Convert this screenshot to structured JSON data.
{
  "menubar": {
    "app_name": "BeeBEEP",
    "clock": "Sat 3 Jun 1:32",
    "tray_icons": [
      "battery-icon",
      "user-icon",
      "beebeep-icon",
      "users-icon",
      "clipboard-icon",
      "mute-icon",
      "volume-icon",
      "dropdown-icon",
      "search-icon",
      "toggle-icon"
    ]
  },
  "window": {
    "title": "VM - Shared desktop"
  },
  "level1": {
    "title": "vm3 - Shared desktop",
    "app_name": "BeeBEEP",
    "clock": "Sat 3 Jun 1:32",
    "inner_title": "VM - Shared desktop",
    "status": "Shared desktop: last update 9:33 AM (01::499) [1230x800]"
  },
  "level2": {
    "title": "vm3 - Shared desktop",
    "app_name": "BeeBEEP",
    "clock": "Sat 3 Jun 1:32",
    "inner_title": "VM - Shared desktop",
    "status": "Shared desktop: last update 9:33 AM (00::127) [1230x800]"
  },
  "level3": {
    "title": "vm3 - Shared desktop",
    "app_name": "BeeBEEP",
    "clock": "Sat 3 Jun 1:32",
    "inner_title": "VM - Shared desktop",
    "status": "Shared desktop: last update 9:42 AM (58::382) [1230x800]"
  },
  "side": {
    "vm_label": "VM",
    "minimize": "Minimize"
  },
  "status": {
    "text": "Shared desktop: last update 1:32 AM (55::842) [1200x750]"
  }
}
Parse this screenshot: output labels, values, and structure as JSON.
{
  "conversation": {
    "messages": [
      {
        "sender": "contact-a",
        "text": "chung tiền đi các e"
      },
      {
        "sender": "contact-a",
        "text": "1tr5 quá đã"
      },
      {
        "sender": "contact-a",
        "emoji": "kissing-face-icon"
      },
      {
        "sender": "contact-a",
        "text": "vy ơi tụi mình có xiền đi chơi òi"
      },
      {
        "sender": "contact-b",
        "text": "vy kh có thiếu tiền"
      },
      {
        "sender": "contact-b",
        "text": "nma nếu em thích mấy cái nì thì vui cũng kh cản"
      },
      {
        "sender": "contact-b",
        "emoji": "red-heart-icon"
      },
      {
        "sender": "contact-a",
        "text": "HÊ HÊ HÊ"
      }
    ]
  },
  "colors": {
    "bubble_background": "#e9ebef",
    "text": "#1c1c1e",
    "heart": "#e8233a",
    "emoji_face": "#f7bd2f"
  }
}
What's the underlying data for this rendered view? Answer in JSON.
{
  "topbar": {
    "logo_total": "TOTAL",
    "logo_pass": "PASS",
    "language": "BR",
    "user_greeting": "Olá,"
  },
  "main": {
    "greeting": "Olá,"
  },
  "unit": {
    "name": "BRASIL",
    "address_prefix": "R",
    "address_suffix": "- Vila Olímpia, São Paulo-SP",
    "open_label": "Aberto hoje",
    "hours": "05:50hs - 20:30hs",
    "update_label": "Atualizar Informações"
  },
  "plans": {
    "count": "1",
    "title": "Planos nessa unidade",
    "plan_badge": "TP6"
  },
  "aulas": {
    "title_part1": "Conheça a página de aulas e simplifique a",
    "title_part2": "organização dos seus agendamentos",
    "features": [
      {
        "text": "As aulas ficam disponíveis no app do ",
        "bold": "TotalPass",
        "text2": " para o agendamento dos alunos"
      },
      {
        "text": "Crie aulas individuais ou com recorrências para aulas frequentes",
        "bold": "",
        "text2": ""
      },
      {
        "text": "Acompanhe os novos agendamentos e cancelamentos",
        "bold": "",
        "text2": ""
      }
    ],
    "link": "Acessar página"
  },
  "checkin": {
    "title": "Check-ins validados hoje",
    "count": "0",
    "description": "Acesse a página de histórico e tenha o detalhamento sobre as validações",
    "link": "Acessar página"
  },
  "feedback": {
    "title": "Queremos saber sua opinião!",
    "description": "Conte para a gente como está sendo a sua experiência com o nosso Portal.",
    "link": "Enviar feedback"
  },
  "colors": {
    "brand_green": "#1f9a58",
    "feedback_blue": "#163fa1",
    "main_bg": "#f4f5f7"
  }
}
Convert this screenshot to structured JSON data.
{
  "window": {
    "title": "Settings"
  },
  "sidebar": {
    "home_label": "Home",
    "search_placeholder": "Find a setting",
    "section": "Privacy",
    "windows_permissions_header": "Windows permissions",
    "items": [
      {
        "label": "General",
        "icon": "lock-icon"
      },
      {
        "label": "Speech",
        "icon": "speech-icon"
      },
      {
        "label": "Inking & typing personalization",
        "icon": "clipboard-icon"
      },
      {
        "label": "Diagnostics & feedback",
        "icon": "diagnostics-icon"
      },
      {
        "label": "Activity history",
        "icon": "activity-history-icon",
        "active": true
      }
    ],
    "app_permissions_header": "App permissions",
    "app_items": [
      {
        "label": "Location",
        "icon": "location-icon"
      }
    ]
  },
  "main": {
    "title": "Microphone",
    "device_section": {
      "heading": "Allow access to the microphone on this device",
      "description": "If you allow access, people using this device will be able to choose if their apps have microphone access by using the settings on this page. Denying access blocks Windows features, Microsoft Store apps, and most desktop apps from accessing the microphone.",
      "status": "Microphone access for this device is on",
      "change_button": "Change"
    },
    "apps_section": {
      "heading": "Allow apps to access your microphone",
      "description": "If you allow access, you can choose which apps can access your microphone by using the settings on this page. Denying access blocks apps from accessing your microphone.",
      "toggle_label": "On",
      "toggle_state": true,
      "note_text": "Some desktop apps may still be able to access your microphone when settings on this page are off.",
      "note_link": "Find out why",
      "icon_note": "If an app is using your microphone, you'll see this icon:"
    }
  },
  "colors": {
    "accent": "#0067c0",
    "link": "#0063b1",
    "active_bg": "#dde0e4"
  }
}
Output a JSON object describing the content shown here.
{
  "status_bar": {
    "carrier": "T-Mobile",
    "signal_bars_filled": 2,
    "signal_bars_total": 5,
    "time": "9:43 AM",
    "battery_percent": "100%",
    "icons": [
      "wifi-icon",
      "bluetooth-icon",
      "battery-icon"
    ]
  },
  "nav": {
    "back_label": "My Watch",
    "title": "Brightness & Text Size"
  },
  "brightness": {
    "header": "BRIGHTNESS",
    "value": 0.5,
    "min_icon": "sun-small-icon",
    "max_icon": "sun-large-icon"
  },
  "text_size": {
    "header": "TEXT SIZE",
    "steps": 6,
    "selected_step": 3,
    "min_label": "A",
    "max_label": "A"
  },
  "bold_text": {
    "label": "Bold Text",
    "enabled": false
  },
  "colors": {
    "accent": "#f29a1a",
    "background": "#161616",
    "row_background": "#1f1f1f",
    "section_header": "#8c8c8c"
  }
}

════

WHAT TO DO —
Scan the records for the string "JSON". Copy each line in which it appears.

THE COMPLETED TASK —
Convert this screenshot to structured JSON data.
Parse this screenshot: output labels, values, and structure as JSON.
What's the underlying data for this rendered view? Answer in JSON.
Convert this screenshot to structured JSON data.
Output a JSON object describing the content shown here.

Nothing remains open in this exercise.